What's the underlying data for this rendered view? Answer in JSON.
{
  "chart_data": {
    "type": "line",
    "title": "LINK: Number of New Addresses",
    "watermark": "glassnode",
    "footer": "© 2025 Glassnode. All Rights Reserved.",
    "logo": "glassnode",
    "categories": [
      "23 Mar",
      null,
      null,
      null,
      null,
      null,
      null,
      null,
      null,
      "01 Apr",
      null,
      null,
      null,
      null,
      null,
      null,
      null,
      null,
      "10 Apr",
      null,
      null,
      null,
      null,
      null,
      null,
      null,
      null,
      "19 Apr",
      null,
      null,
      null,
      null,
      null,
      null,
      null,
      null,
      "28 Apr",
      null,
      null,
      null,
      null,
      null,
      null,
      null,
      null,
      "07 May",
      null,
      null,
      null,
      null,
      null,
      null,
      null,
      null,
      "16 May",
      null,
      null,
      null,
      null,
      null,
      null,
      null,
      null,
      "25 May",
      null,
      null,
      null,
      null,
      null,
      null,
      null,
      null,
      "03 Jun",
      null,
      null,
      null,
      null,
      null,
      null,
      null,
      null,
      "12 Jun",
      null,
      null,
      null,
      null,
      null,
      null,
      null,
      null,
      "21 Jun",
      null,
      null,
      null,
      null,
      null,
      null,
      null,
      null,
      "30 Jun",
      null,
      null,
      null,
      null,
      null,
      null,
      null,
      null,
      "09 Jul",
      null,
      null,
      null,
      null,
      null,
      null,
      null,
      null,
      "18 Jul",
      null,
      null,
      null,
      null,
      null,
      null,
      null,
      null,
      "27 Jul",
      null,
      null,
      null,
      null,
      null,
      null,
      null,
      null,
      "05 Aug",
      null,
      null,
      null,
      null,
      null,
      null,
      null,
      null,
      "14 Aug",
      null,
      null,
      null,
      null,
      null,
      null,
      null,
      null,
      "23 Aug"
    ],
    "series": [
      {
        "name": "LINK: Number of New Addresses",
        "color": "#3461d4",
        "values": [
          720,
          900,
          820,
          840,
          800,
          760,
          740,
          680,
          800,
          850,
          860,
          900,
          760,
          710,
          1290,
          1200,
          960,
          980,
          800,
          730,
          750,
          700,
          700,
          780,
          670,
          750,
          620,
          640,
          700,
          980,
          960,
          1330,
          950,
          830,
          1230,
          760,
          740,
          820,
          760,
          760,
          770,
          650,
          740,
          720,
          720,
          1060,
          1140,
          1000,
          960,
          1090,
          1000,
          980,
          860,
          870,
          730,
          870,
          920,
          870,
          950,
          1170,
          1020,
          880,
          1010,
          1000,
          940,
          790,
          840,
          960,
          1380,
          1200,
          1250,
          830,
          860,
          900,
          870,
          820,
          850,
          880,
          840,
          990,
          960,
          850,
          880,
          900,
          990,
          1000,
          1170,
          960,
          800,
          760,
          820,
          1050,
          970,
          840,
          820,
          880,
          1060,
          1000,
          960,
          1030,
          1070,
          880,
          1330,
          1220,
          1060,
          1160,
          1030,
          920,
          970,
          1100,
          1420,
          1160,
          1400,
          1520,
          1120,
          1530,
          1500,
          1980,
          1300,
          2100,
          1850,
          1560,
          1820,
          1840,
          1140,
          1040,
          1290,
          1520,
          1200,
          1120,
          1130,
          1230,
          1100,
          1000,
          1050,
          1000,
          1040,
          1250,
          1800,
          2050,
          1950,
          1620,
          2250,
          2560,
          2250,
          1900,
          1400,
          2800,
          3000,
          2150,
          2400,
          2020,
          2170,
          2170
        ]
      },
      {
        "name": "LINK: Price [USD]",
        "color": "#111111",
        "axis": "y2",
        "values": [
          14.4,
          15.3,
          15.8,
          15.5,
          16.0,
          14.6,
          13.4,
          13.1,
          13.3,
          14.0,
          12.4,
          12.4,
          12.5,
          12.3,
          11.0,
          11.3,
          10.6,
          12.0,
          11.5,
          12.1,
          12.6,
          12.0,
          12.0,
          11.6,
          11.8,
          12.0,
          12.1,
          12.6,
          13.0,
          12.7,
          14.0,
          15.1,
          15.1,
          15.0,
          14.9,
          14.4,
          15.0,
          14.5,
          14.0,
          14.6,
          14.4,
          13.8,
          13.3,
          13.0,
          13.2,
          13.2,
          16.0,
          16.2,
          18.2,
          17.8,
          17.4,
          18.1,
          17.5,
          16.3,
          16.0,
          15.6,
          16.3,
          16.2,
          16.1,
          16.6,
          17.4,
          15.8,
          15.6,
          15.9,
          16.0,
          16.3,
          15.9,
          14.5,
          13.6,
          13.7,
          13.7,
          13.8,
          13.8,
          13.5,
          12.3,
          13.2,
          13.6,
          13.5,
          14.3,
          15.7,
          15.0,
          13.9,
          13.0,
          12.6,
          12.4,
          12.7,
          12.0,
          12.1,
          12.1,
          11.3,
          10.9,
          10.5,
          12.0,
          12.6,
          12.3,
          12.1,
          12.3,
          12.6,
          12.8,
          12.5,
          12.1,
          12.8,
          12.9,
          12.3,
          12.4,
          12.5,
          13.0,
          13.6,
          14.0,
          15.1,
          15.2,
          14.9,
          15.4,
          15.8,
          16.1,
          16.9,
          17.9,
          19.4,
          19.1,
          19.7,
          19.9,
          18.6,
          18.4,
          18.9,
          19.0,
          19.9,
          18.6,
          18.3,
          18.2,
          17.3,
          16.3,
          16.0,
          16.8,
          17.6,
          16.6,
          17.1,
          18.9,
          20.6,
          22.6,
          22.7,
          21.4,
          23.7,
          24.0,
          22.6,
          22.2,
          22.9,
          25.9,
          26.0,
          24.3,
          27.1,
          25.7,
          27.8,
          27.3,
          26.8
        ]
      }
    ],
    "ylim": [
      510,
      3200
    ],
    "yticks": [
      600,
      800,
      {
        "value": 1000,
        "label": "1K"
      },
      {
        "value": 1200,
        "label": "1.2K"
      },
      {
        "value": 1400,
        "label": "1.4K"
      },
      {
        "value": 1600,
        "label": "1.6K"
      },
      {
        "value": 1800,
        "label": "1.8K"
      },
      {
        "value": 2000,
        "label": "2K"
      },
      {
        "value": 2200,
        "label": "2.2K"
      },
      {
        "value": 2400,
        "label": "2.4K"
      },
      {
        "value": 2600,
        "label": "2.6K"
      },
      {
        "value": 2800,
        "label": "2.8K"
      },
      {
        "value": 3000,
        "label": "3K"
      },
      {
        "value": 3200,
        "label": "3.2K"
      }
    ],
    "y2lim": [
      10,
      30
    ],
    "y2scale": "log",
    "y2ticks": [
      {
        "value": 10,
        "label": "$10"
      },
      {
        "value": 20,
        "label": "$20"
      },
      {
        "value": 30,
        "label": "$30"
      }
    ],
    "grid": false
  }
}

**Brief**
From the data above, pick out each line containing "Number" and copy it.

**Final result**
    "title": "LINK: Number of New Addresses",
        "name": "LINK: Number of New Addresses",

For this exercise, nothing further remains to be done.